PROVIDED RECORDS -

== Segment start ==

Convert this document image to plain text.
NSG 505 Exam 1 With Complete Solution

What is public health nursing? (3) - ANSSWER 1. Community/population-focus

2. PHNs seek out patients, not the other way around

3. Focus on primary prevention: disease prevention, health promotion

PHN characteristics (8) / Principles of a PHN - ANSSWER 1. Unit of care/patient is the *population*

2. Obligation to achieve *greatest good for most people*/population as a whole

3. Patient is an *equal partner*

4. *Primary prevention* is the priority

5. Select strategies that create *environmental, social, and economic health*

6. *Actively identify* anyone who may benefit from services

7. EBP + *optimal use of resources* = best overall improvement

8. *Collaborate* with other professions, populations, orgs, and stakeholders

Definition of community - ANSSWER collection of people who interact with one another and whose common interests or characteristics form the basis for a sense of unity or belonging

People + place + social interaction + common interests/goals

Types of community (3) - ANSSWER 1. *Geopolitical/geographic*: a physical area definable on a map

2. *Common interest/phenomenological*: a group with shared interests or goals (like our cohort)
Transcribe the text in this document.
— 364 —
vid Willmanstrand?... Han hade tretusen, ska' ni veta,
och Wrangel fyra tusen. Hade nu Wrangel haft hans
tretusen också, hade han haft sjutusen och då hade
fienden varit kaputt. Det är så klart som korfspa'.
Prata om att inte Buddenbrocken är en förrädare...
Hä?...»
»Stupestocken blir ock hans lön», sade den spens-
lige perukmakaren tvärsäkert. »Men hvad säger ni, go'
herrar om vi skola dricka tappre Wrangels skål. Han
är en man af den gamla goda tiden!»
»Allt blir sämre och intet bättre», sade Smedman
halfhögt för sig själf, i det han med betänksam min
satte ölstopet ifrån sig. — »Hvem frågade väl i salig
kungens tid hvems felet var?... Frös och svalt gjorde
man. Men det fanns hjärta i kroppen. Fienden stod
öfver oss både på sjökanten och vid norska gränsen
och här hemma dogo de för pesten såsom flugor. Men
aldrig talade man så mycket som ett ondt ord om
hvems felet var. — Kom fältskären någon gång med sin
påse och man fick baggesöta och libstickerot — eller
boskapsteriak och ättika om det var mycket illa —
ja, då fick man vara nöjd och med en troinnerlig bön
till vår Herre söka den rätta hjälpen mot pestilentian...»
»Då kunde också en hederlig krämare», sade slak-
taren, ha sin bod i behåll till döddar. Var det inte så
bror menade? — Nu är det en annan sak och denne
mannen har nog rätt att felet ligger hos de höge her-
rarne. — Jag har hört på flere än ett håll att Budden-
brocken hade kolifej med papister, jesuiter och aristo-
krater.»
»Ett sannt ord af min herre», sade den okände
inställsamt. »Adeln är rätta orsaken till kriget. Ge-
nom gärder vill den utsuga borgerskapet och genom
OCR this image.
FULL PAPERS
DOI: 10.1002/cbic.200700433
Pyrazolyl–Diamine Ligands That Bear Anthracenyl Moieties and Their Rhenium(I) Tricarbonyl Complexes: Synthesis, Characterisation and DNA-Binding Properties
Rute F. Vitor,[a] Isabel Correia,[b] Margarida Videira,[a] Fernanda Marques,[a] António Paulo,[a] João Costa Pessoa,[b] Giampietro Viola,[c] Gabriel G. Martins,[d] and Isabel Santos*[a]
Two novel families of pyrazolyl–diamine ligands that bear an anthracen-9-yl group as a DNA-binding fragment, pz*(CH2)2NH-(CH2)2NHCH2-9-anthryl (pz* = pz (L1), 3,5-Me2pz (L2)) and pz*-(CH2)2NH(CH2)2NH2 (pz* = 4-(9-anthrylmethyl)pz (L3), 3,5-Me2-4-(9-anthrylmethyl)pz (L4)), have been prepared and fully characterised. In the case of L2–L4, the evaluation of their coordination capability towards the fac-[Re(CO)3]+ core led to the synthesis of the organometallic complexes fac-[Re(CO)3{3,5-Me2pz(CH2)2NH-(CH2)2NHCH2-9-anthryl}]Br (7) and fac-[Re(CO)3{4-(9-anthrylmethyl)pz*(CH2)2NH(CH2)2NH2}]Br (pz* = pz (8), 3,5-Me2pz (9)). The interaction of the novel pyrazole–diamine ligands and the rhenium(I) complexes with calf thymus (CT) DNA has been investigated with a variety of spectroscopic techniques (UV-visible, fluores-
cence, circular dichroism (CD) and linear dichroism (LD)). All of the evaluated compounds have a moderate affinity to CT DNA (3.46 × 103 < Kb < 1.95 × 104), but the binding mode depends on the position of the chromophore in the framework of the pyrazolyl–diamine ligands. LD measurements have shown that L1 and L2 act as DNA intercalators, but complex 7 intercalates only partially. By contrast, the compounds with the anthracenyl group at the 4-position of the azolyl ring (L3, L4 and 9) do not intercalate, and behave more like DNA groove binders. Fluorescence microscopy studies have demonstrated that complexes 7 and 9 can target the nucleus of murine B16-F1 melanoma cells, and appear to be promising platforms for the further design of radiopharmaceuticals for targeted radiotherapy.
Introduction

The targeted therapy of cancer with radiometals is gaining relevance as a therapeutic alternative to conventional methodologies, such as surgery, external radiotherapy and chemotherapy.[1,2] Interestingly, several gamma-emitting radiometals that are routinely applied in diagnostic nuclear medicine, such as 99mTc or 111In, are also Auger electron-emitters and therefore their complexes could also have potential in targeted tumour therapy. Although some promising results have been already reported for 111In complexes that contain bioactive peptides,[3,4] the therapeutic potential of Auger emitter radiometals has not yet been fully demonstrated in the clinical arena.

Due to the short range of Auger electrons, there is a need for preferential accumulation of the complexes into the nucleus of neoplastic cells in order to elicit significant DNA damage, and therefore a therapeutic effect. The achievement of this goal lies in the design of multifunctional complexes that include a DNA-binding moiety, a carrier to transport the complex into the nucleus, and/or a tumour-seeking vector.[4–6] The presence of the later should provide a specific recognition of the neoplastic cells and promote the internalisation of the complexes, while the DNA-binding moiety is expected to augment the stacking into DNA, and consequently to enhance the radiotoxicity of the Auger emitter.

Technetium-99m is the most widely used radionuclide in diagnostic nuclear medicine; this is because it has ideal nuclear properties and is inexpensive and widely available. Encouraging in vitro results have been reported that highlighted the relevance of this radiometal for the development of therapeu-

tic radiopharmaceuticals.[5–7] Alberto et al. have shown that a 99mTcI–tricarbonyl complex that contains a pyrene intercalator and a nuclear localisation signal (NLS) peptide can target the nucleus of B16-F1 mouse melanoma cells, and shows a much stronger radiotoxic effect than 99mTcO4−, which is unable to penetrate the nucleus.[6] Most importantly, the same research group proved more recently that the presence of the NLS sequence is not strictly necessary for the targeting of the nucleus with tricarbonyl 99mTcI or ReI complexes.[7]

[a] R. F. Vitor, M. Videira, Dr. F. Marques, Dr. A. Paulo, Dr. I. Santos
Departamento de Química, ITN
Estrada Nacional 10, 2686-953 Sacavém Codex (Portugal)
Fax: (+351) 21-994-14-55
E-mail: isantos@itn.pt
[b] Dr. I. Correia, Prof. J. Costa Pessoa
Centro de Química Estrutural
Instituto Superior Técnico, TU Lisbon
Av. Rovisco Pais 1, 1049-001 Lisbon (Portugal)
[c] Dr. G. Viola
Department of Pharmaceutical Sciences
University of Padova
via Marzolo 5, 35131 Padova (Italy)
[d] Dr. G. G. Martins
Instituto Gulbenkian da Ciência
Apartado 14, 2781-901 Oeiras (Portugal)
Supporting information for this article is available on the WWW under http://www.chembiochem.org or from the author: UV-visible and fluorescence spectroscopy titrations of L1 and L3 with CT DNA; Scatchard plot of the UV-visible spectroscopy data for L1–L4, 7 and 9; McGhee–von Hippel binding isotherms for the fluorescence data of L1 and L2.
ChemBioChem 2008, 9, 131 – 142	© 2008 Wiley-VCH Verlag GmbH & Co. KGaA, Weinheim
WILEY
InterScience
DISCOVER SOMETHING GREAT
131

== Segment end ==

EXERCISE DETAILS -
Examine the listing line by line and give the number of lines where "Vitor" occurs, with nothing added.

RESPONSE -
2